(Extracted records)
★ ★ ★
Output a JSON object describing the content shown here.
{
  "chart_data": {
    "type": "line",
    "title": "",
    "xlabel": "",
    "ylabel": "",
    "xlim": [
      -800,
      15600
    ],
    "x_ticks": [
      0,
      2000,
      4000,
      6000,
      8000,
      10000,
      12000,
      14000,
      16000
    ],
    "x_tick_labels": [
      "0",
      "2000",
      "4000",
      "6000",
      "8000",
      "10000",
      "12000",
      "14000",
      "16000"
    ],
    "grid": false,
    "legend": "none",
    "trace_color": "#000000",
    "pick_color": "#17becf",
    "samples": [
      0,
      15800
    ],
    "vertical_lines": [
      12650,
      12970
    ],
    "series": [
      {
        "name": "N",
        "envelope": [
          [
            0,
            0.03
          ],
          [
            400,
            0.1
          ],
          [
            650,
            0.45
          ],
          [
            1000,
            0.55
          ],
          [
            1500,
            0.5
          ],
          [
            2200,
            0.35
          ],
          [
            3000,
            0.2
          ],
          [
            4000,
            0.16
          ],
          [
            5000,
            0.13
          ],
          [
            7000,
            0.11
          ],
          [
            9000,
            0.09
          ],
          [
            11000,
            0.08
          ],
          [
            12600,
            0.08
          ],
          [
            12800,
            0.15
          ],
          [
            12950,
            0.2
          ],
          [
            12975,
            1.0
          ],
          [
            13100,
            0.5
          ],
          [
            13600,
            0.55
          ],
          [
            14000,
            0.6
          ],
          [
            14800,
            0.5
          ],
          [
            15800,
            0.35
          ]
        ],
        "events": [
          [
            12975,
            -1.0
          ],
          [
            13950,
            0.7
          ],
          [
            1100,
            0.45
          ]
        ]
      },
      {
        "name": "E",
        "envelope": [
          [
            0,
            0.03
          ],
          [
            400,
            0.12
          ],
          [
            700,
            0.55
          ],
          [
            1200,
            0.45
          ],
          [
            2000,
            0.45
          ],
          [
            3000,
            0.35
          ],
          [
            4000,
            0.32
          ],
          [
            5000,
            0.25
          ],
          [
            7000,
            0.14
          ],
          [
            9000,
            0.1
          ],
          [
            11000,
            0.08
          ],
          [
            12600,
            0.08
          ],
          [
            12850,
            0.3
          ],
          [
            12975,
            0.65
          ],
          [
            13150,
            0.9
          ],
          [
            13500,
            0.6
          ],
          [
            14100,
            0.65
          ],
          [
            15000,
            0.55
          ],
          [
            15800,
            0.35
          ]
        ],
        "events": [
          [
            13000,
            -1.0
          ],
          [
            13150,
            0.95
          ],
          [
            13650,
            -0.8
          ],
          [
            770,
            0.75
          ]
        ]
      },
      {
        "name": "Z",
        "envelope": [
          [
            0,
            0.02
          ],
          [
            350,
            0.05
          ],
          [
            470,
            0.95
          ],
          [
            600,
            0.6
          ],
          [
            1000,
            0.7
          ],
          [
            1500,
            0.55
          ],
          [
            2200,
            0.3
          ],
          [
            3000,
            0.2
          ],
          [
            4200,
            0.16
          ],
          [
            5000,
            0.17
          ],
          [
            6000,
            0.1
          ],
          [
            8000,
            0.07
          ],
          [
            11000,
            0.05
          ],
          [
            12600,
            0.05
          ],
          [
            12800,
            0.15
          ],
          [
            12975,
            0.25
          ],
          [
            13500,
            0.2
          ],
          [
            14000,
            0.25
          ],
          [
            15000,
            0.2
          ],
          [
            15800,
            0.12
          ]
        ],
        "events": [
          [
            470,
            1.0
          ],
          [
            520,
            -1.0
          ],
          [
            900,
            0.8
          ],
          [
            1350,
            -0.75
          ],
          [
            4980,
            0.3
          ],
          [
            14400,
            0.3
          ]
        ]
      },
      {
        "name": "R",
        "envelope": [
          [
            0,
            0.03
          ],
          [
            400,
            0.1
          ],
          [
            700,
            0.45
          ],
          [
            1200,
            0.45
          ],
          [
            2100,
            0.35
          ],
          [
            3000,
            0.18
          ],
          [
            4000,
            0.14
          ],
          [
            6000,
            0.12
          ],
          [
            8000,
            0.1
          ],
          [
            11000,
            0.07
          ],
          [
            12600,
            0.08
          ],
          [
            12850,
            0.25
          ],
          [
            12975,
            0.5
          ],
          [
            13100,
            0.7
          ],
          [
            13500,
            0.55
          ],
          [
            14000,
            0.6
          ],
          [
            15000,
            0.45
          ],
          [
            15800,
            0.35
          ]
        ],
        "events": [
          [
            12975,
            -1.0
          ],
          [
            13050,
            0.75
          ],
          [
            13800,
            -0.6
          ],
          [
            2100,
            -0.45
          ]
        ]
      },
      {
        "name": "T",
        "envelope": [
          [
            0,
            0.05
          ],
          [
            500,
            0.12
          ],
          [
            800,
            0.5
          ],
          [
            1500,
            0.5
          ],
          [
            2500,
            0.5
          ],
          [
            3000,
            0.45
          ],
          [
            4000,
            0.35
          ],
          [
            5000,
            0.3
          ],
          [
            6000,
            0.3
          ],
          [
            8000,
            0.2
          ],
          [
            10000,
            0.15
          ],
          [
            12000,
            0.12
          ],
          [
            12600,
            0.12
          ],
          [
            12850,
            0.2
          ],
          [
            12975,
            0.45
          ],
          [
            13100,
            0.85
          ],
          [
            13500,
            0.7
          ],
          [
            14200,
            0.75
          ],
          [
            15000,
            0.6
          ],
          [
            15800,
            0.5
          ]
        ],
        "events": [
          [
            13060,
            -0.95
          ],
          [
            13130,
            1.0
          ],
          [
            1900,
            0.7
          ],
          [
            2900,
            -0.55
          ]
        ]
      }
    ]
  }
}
★ ★ ★
Objective:
Give all the records again. Match them exactly.

In response:
Output a JSON object describing the content shown here.
{
  "chart_data": {
    "type": "line",
    "title": "",
    "xlabel": "",
    "ylabel": "",
    "xlim": [
      -800,
      15600
    ],
    "x_ticks": [
      0,
      2000,
      4000,
      6000,
      8000,
      10000,
      12000,
      14000,
      16000
    ],
    "x_tick_labels": [
      "0",
      "2000",
      "4000",
      "6000",
      "8000",
      "10000",
      "12000",
      "14000",
      "16000"
    ],
    "grid": false,
    "legend": "none",
    "trace_color": "#000000",
    "pick_color": "#17becf",
    "samples": [
      0,
      15800
    ],
    "vertical_lines": [
      12650,
      12970
    ],
    "series": [
      {
        "name": "N",
        "envelope": [
          [
            0,
            0.03
          ],
          [
            400,
            0.1
          ],
          [
            650,
            0.45
          ],
          [
            1000,
            0.55
          ],
          [
            1500,
            0.5
          ],
          [
            2200,
            0.35
          ],
          [
            3000,
            0.2
          ],
          [
            4000,
            0.16
          ],
          [
            5000,
            0.13
          ],
          [
            7000,
            0.11
          ],
          [
            9000,
            0.09
          ],
          [
            11000,
            0.08
          ],
          [
            12600,
            0.08
          ],
          [
            12800,
            0.15
          ],
          [
            12950,
            0.2
          ],
          [
            12975,
            1.0
          ],
          [
            13100,
            0.5
          ],
          [
            13600,
            0.55
          ],
          [
            14000,
            0.6
          ],
          [
            14800,
            0.5
          ],
          [
            15800,
            0.35
          ]
        ],
        "events": [
          [
            12975,
            -1.0
          ],
          [
            13950,
            0.7
          ],
          [
            1100,
            0.45
          ]
        ]
      },
      {
        "name": "E",
        "envelope": [
          [
            0,
            0.03
          ],
          [
            400,
            0.12
          ],
          [
            700,
            0.55
          ],
          [
            1200,
            0.45
          ],
          [
            2000,
            0.45
          ],
          [
            3000,
            0.35
          ],
          [
            4000,
            0.32
          ],
          [
            5000,
            0.25
          ],
          [
            7000,
            0.14
          ],
          [
            9000,
            0.1
          ],
          [
            11000,
            0.08
          ],
          [
            12600,
            0.08
          ],
          [
            12850,
            0.3
          ],
          [
            12975,
            0.65
          ],
          [
            13150,
            0.9
          ],
          [
            13500,
            0.6
          ],
          [
            14100,
            0.65
          ],
          [
            15000,
            0.55
          ],
          [
            15800,
            0.35
          ]
        ],
        "events": [
          [
            13000,
            -1.0
          ],
          [
            13150,
            0.95
          ],
          [
            13650,
            -0.8
          ],
          [
            770,
            0.75
          ]
        ]
      },
      {
        "name": "Z",
        "envelope": [
          [
            0,
            0.02
          ],
          [
            350,
            0.05
          ],
          [
            470,
            0.95
          ],
          [
            600,
            0.6
          ],
          [
            1000,
            0.7
          ],
          [
            1500,
            0.55
          ],
          [
            2200,
            0.3
          ],
          [
            3000,
            0.2
          ],
          [
            4200,
            0.16
          ],
          [
            5000,
            0.17
          ],
          [
            6000,
            0.1
          ],
          [
            8000,
            0.07
          ],
          [
            11000,
            0.05
          ],
          [
            12600,
            0.05
          ],
          [
            12800,
            0.15
          ],
          [
            12975,
            0.25
          ],
          [
            13500,
            0.2
          ],
          [
            14000,
            0.25
          ],
          [
            15000,
            0.2
          ],
          [
            15800,
            0.12
          ]
        ],
        "events": [
          [
            470,
            1.0
          ],
          [
            520,
            -1.0
          ],
          [
            900,
            0.8
          ],
          [
            1350,
            -0.75
          ],
          [
            4980,
            0.3
          ],
          [
            14400,
            0.3
          ]
        ]
      },
      {
        "name": "R",
        "envelope": [
          [
            0,
            0.03
          ],
          [
            400,
            0.1
          ],
          [
            700,
            0.45
          ],
          [
            1200,
            0.45
          ],
          [
            2100,
            0.35
          ],
          [
            3000,
            0.18
          ],
          [
            4000,
            0.14
          ],
          [
            6000,
            0.12
          ],
          [
            8000,
            0.1
          ],
          [
            11000,
            0.07
          ],
          [
            12600,
            0.08
          ],
          [
            12850,
            0.25
          ],
          [
            12975,
            0.5
          ],
          [
            13100,
            0.7
          ],
          [
            13500,
            0.55
          ],
          [
            14000,
            0.6
          ],
          [
            15000,
            0.45
          ],
          [
            15800,
            0.35
          ]
        ],
        "events": [
          [
            12975,
            -1.0
          ],
          [
            13050,
            0.75
          ],
          [
            13800,
            -0.6
          ],
          [
            2100,
            -0.45
          ]
        ]
      },
      {
        "name": "T",
        "envelope": [
          [
            0,
            0.05
          ],
          [
            500,
            0.12
          ],
          [
            800,
            0.5
          ],
          [
            1500,
            0.5
          ],
          [
            2500,
            0.5
          ],
          [
            3000,
            0.45
          ],
          [
            4000,
            0.35
          ],
          [
            5000,
            0.3
          ],
          [
            6000,
            0.3
          ],
          [
            8000,
            0.2
          ],
          [
            10000,
            0.15
          ],
          [
            12000,
            0.12
          ],
          [
            12600,
            0.12
          ],
          [
            12850,
            0.2
          ],
          [
            12975,
            0.45
          ],
          [
            13100,
            0.85
          ],
          [
            13500,
            0.7
          ],
          [
            14200,
            0.75
          ],
          [
            15000,
            0.6
          ],
          [
            15800,
            0.5
          ]
        ],
        "events": [
          [
            13060,
            -0.95
          ],
          [
            13130,
            1.0
          ],
          [
            1900,
            0.7
          ],
          [
            2900,
            -0.55
          ]
        ]
      }
    ]
  }
}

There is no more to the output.